:: Listed records

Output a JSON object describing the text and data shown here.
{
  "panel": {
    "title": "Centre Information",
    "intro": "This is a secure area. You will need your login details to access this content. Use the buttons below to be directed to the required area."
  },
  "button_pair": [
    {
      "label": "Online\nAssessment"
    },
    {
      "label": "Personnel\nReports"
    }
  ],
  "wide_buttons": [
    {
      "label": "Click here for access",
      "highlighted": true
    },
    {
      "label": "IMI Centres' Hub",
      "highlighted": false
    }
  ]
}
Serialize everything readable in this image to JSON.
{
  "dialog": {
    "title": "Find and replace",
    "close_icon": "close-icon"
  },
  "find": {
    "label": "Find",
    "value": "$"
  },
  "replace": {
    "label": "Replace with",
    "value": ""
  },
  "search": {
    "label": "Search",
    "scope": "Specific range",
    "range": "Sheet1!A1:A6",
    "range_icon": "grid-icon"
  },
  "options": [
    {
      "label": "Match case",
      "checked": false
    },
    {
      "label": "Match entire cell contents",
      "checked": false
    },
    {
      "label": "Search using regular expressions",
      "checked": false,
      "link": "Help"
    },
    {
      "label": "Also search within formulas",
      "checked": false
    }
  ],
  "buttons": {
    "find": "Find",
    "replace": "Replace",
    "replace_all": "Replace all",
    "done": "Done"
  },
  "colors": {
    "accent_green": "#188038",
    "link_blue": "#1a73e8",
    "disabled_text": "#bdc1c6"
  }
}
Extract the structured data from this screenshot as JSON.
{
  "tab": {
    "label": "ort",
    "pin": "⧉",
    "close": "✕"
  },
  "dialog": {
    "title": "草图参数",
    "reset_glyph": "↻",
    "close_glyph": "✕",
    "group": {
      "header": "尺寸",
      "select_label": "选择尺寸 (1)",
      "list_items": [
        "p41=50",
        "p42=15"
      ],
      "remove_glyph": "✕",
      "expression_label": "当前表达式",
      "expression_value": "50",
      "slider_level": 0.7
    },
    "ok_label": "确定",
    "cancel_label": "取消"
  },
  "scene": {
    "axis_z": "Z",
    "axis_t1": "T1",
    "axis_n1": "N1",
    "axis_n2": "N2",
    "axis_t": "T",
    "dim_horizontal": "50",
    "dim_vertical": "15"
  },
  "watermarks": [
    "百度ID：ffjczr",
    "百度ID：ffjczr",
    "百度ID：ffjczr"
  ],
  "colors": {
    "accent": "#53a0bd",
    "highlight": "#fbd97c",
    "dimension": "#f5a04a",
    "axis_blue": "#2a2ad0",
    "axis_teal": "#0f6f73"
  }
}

::::

Extract the complete listing above, reproducing each line exactly.

▶ **Finished task**
Output a JSON object describing the text and data shown here.
{
  "panel": {
    "title": "Centre Information",
    "intro": "This is a secure area. You will need your login details to access this content. Use the buttons below to be directed to the required area."
  },
  "button_pair": [
    {
      "label": "Online\nAssessment"
    },
    {
      "label": "Personnel\nReports"
    }
  ],
  "wide_buttons": [
    {
      "label": "Click here for access",
      "highlighted": true
    },
    {
      "label": "IMI Centres' Hub",
      "highlighted": false
    }
  ]
}
Serialize everything readable in this image to JSON.
{
  "dialog": {
    "title": "Find and replace",
    "close_icon": "close-icon"
  },
  "find": {
    "label": "Find",
    "value": "$"
  },
  "replace": {
    "label": "Replace with",
    "value": ""
  },
  "search": {
    "label": "Search",
    "scope": "Specific range",
    "range": "Sheet1!A1:A6",
    "range_icon": "grid-icon"
  },
  "options": [
    {
      "label": "Match case",
      "checked": false
    },
    {
      "label": "Match entire cell contents",
      "checked": false
    },
    {
      "label": "Search using regular expressions",
      "checked": false,
      "link": "Help"
    },
    {
      "label": "Also search within formulas",
      "checked": false
    }
  ],
  "buttons": {
    "find": "Find",
    "replace": "Replace",
    "replace_all": "Replace all",
    "done": "Done"
  },
  "colors": {
    "accent_green": "#188038",
    "link_blue": "#1a73e8",
    "disabled_text": "#bdc1c6"
  }
}
Extract the structured data from this screenshot as JSON.
{
  "tab": {
    "label": "ort",
    "pin": "⧉",
    "close": "✕"
  },
  "dialog": {
    "title": "草图参数",
    "reset_glyph": "↻",
    "close_glyph": "✕",
    "group": {
      "header": "尺寸",
      "select_label": "选择尺寸 (1)",
      "list_items": [
        "p41=50",
        "p42=15"
      ],
      "remove_glyph": "✕",
      "expression_label": "当前表达式",
      "expression_value": "50",
      "slider_level": 0.7
    },
    "ok_label": "确定",
    "cancel_label": "取消"
  },
  "scene": {
    "axis_z": "Z",
    "axis_t1": "T1",
    "axis_n1": "N1",
    "axis_n2": "N2",
    "axis_t": "T",
    "dim_horizontal": "50",
    "dim_vertical": "15"
  },
  "watermarks": [
    "百度ID：ffjczr",
    "百度ID：ffjczr",
    "百度ID：ffjczr"
  ],
  "colors": {
    "accent": "#53a0bd",
    "highlight": "#fbd97c",
    "dimension": "#f5a04a",
    "axis_blue": "#2a2ad0",
    "axis_teal": "#0f6f73"
  }
}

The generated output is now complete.